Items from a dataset
- - - -

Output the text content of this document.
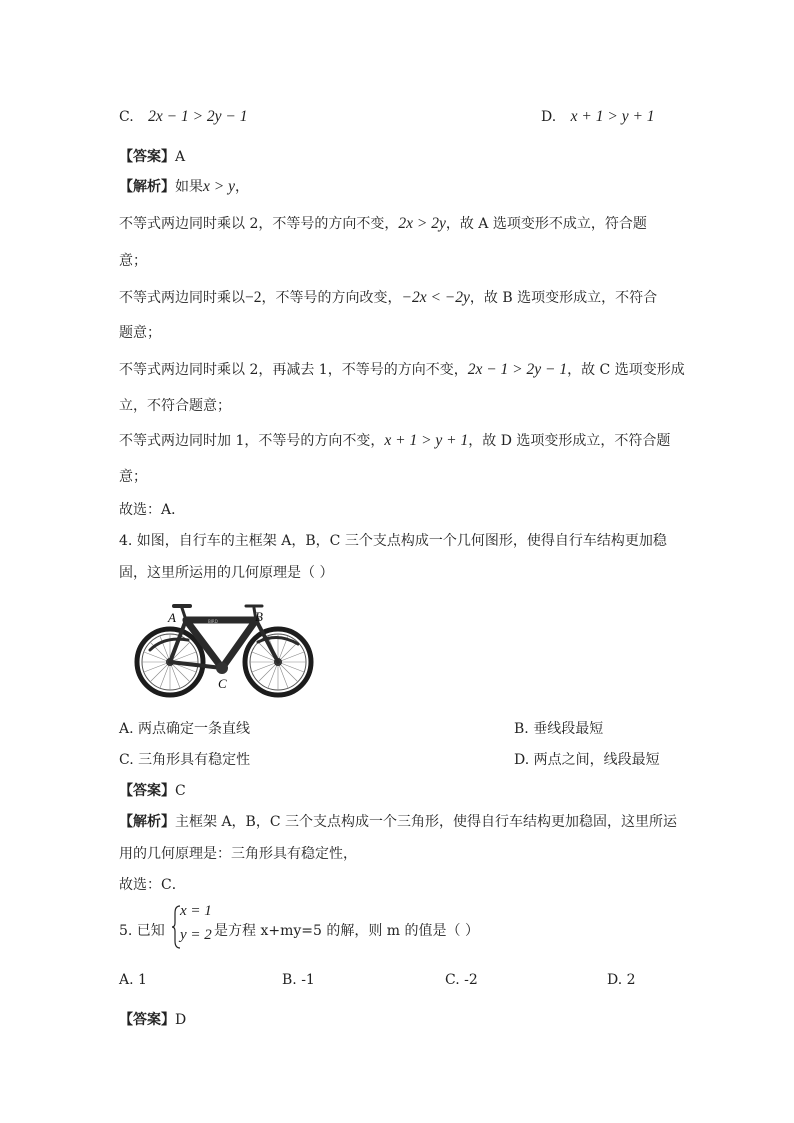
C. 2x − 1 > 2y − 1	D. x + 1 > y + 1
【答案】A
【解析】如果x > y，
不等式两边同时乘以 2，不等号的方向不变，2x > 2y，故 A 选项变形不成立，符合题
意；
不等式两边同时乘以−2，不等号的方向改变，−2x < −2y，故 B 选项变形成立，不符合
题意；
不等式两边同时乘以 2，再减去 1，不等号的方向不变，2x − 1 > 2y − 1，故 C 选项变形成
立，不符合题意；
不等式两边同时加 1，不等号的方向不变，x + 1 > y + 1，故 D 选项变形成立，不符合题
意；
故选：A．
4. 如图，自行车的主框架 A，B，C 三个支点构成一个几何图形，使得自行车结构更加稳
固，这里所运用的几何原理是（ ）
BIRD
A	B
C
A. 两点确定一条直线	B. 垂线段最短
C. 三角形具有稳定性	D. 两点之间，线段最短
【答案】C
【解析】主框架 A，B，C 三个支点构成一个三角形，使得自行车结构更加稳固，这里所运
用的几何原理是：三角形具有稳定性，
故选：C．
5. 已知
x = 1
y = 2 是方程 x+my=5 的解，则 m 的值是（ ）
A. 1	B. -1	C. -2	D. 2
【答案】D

- - - -

▶ **YOUR INSTRUCTIONS**:
Go through the listing above and return every line where the word "选项变形成立" occurs.

▶ **WRITTEN RESPONSE**:
不等式两边同时乘以−2，不等号的方向改变，−2x < −2y，故 B 选项变形成立，不符合
不等式两边同时加 1，不等号的方向不变，x + 1 > y + 1，故 D 选项变形成立，不符合题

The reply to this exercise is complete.